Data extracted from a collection
_ _ _ _ _ _ _

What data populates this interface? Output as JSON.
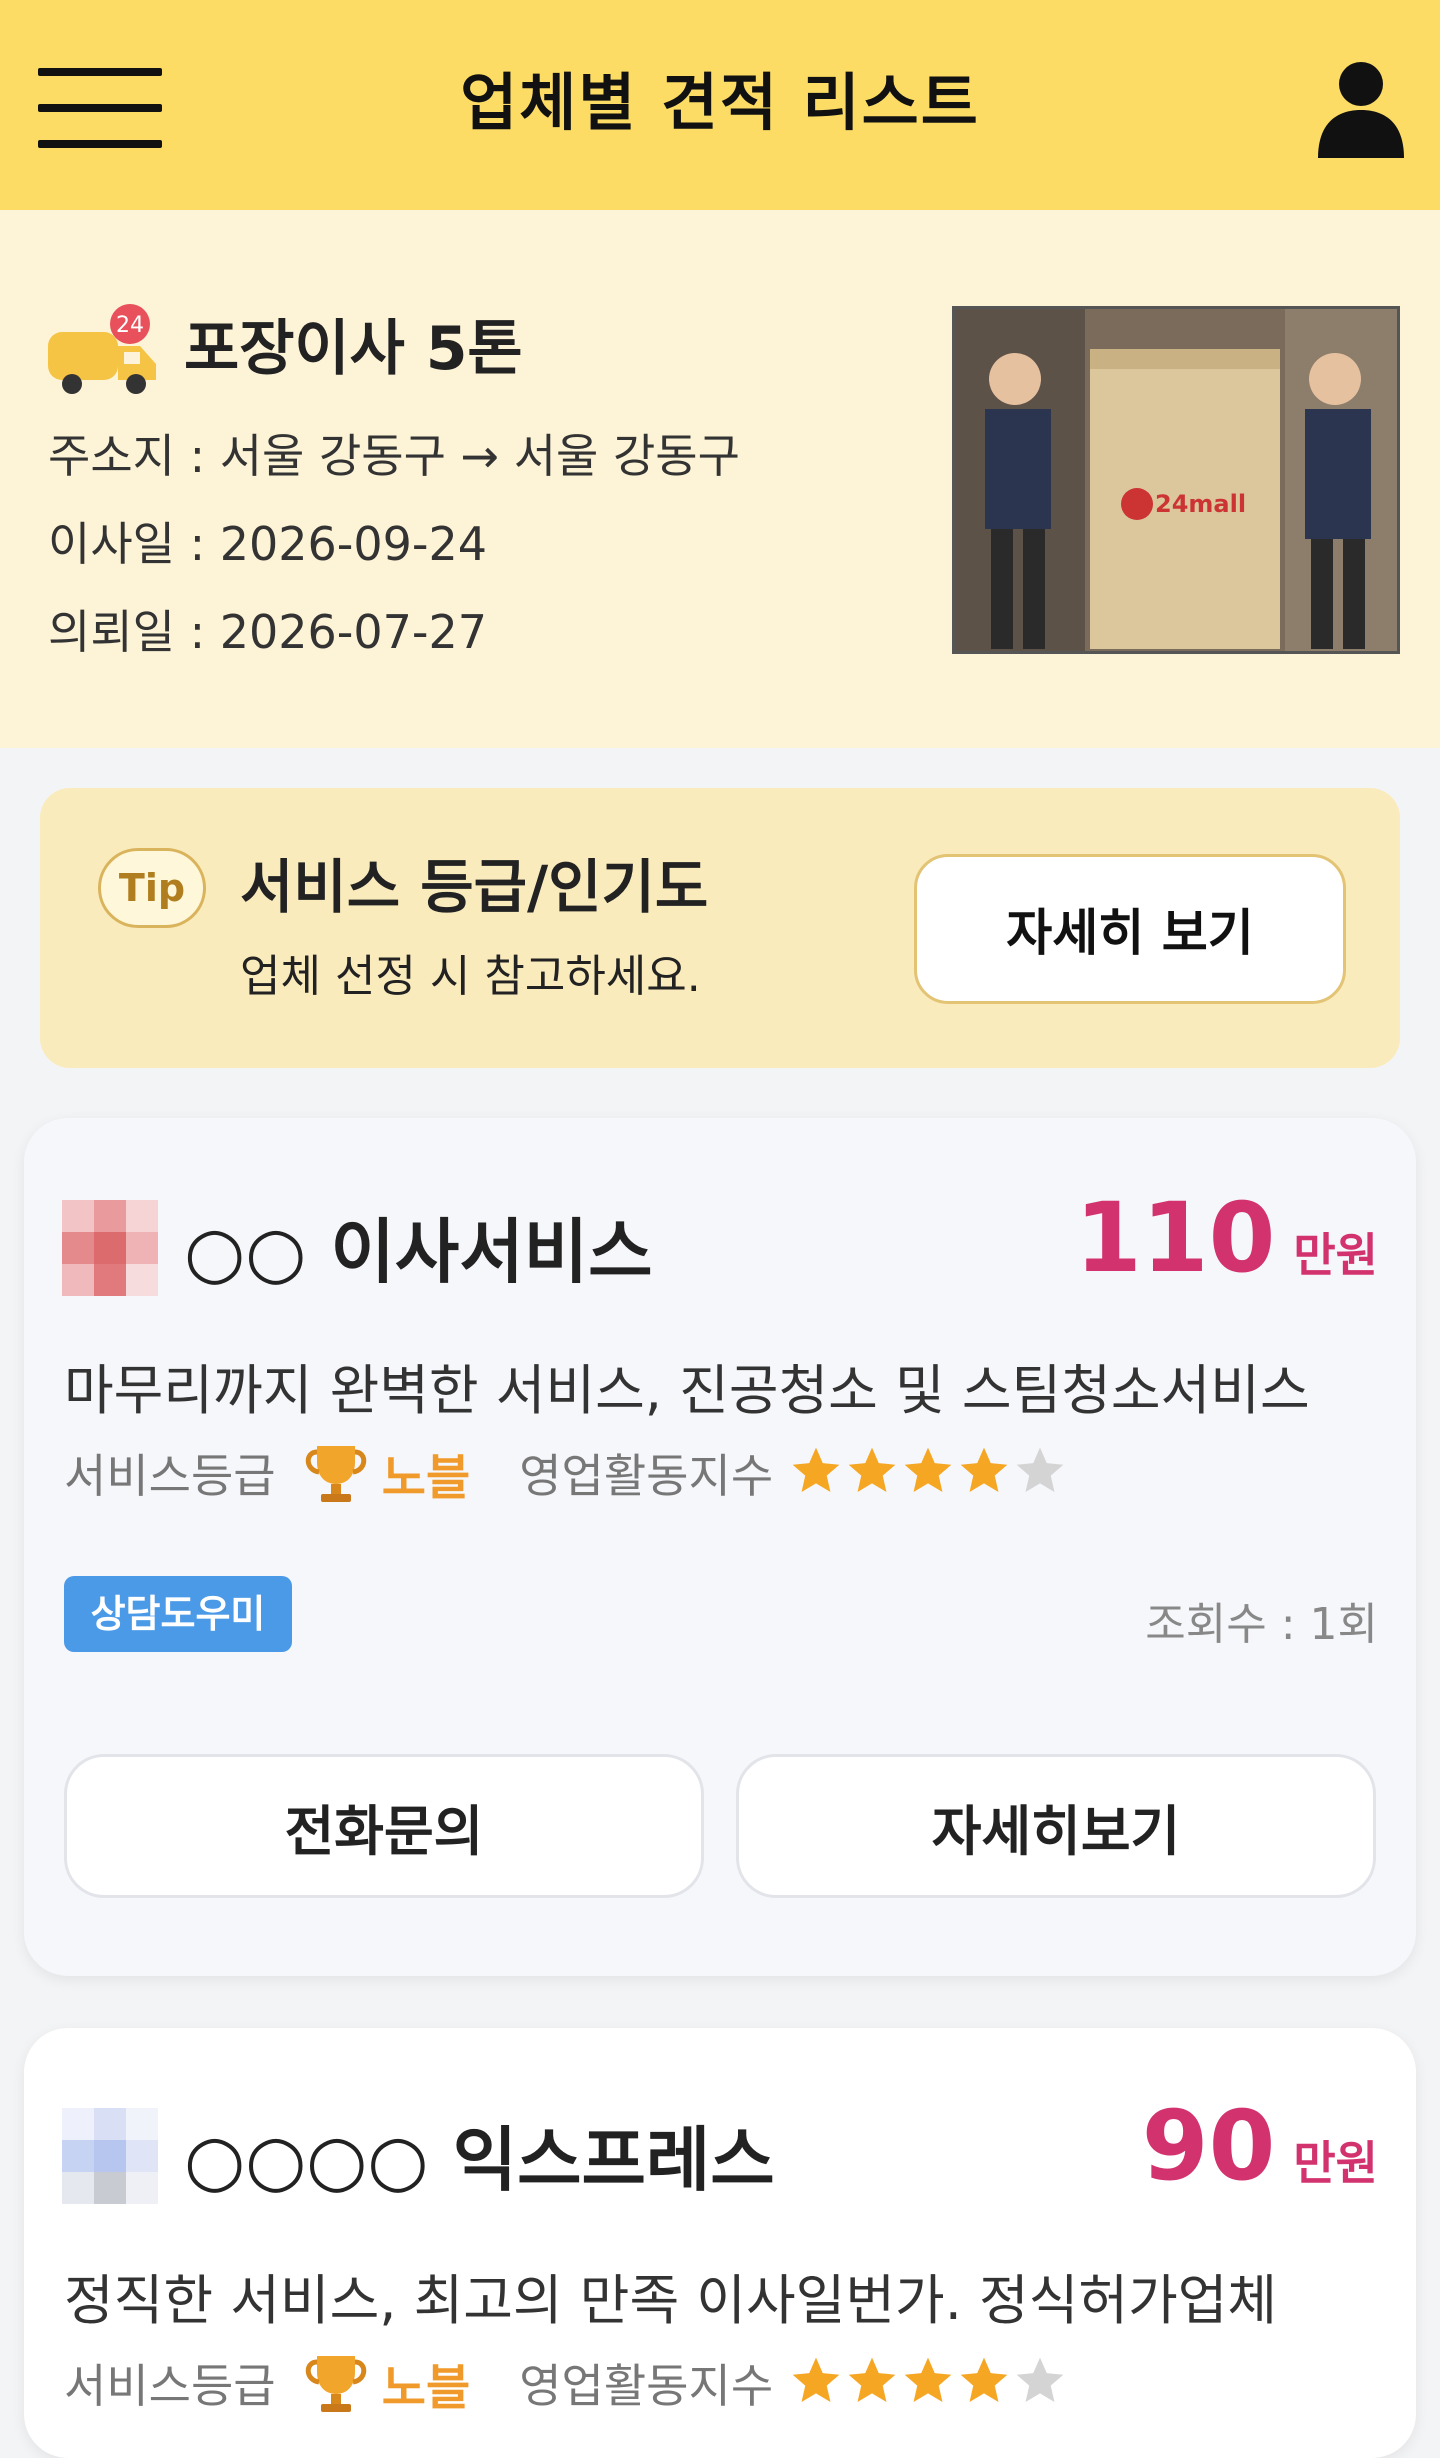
{
  "header": {
    "title": "업체별 견적 리스트",
    "menu_icon": "hamburger-menu-icon",
    "user_icon": "user-icon"
  },
  "request": {
    "badge": "24",
    "title": "포장이사 5톤",
    "route": "주소지 : 서울 강동구 → 서울 강동구",
    "move_date": "이사일 : 2026-09-24",
    "request_date": "의뢰일 : 2026-07-27",
    "photo_text": "24mall"
  },
  "tip": {
    "badge": "Tip",
    "title": "서비스 등급/인기도",
    "subtitle": "업체 선정 시 참고하세요.",
    "button": "자세히 보기"
  },
  "companies": [
    {
      "name": "○○ 이사서비스",
      "price": "110",
      "unit": "만원",
      "description": "마무리까지 완벽한 서비스, 진공청소 및 스팀청소서비스",
      "service_grade_label": "서비스등급",
      "service_grade": "노블",
      "activity_label": "영업활동지수",
      "activity_stars": 4,
      "activity_max": 5,
      "tag": "상담도우미",
      "views": "조회수 : 1회",
      "call_button": "전화문의",
      "detail_button": "자세히보기"
    },
    {
      "name": "○○○○ 익스프레스",
      "price": "90",
      "unit": "만원",
      "description": "정직한 서비스, 최고의 만족 이사일번가. 정식허가업체",
      "service_grade_label": "서비스등급",
      "service_grade": "노블",
      "activity_label": "영업활동지수",
      "activity_stars": 4,
      "activity_max": 5
    }
  ],
  "colors": {
    "header_bg": "#fcdc64",
    "summary_bg": "#fdf4d7",
    "tip_bg": "#faebbd",
    "price": "#d2336f",
    "grade": "#f09a2b",
    "tag": "#4b9ae8"
  }
}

_ _ _ _ _ _ _

Written problem:
Identify and copy all lines with the word "description".

Answer for this exercise:
      "description": "마무리까지 완벽한 서비스, 진공청소 및 스팀청소서비스",
      "description": "정직한 서비스, 최고의 만족 이사일번가. 정식허가업체",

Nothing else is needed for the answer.